▶ [Texte fourni]:
Tof : A la base tu te sens plutôt peintre, musicien … chanteur ?Tom Baxter : … bookmaker? voyageur? englishman ?… [Rires] Oh non je suis français aujourd’hui ! [Rires] Hmmm, c’est une bonne question à vrai dire. C’est impossible de dire si je suis plus l’un ou l’autre parce que pour moi ça fait vraiment partie d’une démarche créative et artistique qui est bien plus qu’un besoin vital dans le sens où ça me met à l’écoute de moi-même et de ce que j’ai de plus profond et de vrai. Tu comprends, c’est quelque chose qui me permet d’être continuellement au plus près de l’émotion, des personnes, de la fragilité de la vie, et de le faire partager. Au delà de cela, me dire que cette émotion a un impact sur le public, que mon travail nourri lui-même de nombreuses influences, puisse être une source d’inspiration pour d’autres, c’est ce qui fait qu’à mon avis, de toute ma vie, je ne pourrai pas choisir entre musique, peinture écriture. C’est plus une manière d’être vitale que l’envie d’avoir du succès. Bien sûr le succès est fantastique, mais il faut y faire très attention, car il est comme un animal sauvage! Tu sais, je suis assez d’accord avec la phrase de Charlie Chaplin, qui dit que le public est comme une bête sans tête, qui, confrontée à plusieurs personnes, n’est pas facile à contrôler, mais qui individuellement est adorable. Je pense aussi que lorsqu’on se lance dans une entreprise artistique spécialement pour un public, on se coupe de ce que l’on est vraiment, de l’émotion, et surtout une fois la mode passée, on s’aperçoit que ce qu’on a fait n’était pas si créatif, par ce que pas vrai, pas authentique. Ce que je peux dire aussi, c’est que la musique est plus directe qu’un autre art, et entraîne moins de déperdition dans le message. Au contraire, dans la peinture il y a des subtilités qui font qu’un tableau peut être interprété de différentes manières et cela peut mettre du temps avant que les gens comprennent. Même là maintenant il y a des choses que j’ai du mal à exprimer dans l’interview, alors que dans une chanson, je la dirais mieux .

▶ [Consigne donnée A]: Reportez dans un tableau Markdown les lignes des entrées, de la ligne contenant « - x-tick-label: cze 26: [669, 414, 725, 434] » jusqu'à celle contenant « - x-tick-label: gru 23: [24, 414, 80, 434] », en omettant les lignes vides. Utilisez une colonne n pour le numéro de rang et une colonne Ligne pour le texte de chaque ligne.

▶ [Données affichées]:
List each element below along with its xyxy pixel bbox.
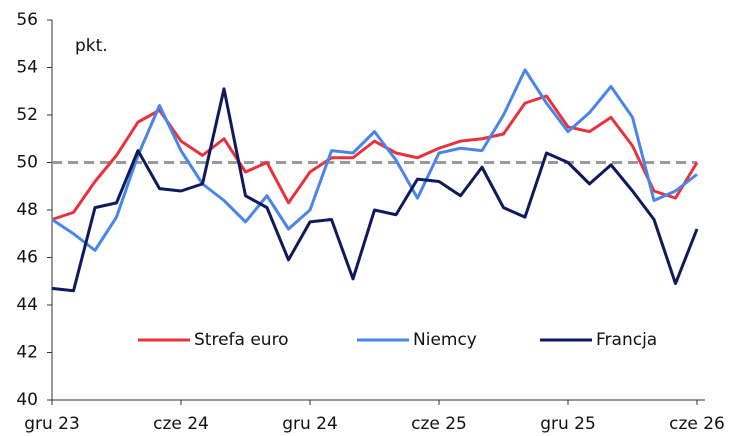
- x-tick-label: cze 26: [669, 414, 725, 434]
- y-tick-label: 48: [16, 200, 38, 220]
- y-tick-label: 52: [16, 105, 38, 125]
- y-tick-label: 56: [16, 10, 38, 30]
- series-line: [51, 68, 698, 252]
- x-tick-label: cze 24: [153, 414, 209, 434]
- y-tick-label: 54: [16, 58, 38, 78]
- legend-label: Niemcy: [413, 330, 477, 350]
- y-tick-label: 44: [16, 295, 38, 315]
- y-tick-label: 46: [16, 248, 38, 268]
- y-tick-label: 42: [16, 343, 38, 363]
- series-line: [51, 87, 699, 293]
- y-tick-label: 50: [16, 153, 38, 173]
- y-axis-label: pkt.: [75, 36, 108, 56]
- x-tick-label: cze 25: [411, 414, 467, 434]
- legend-label: Francja: [596, 330, 657, 350]
- x-tick-label: gru 24: [282, 414, 338, 434]
- x-tick-label: gru 25: [540, 414, 596, 434]
- y-tick-label: 40: [16, 390, 38, 410]
- series-line: [51, 94, 699, 221]
- x-tick-label: gru 23: [24, 414, 80, 434]
- legend-label: Strefa euro: [194, 330, 289, 350]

▶ [Consigne donnée B]:
Répondez brièvement à ces questions sur l'entretien :
(i) Avec la phrase de quel personnage Tom Baxter se dit-il assez d'accord ?
(ii) À quoi compare-t-il le succès ?
(iii) Quel art est, selon lui, plus direct qu'un autre ?

▶ [Solution A]:
| n | Ligne |
|---|---|
| 1 | - x-tick-label: cze 26: [669, 414, 725, 434] |
| 2 | - y-tick-label: 48: [16, 200, 38, 220] |
| 3 | - y-tick-label: 52: [16, 105, 38, 125] |
| 4 | - y-tick-label: 56: [16, 10, 38, 30] |
| 5 | - series-line: [51, 68, 698, 252] |
| 6 | - x-tick-label: cze 24: [153, 414, 209, 434] |
| 7 | - y-tick-label: 54: [16, 58, 38, 78] |
| 8 | - legend-label: Niemcy: [413, 330, 477, 350] |
| 9 | - y-tick-label: 44: [16, 295, 38, 315] |
| 10 | - y-tick-label: 46: [16, 248, 38, 268] |
| 11 | - y-tick-label: 42: [16, 343, 38, 363] |
| 12 | - series-line: [51, 87, 699, 293] |
| 13 | - y-tick-label: 50: [16, 153, 38, 173] |
| 14 | - y-axis-label: pkt.: [75, 36, 108, 56] |
| 15 | - x-tick-label: cze 25: [411, 414, 467, 434] |
| 16 | - legend-label: Francja: [596, 330, 657, 350] |
| 17 | - x-tick-label: gru 24: [282, 414, 338, 434] |
| 18 | - x-tick-label: gru 25: [540, 414, 596, 434] |
| 19 | - y-tick-label: 40: [16, 390, 38, 410] |
| 20 | - series-line: [51, 94, 699, 221] |
| 21 | - x-tick-label: gru 23: [24, 414, 80, 434] |

▶ [Solution B]:
(i) Charlie Chaplin.
(ii) À un animal sauvage.
(iii) La musique.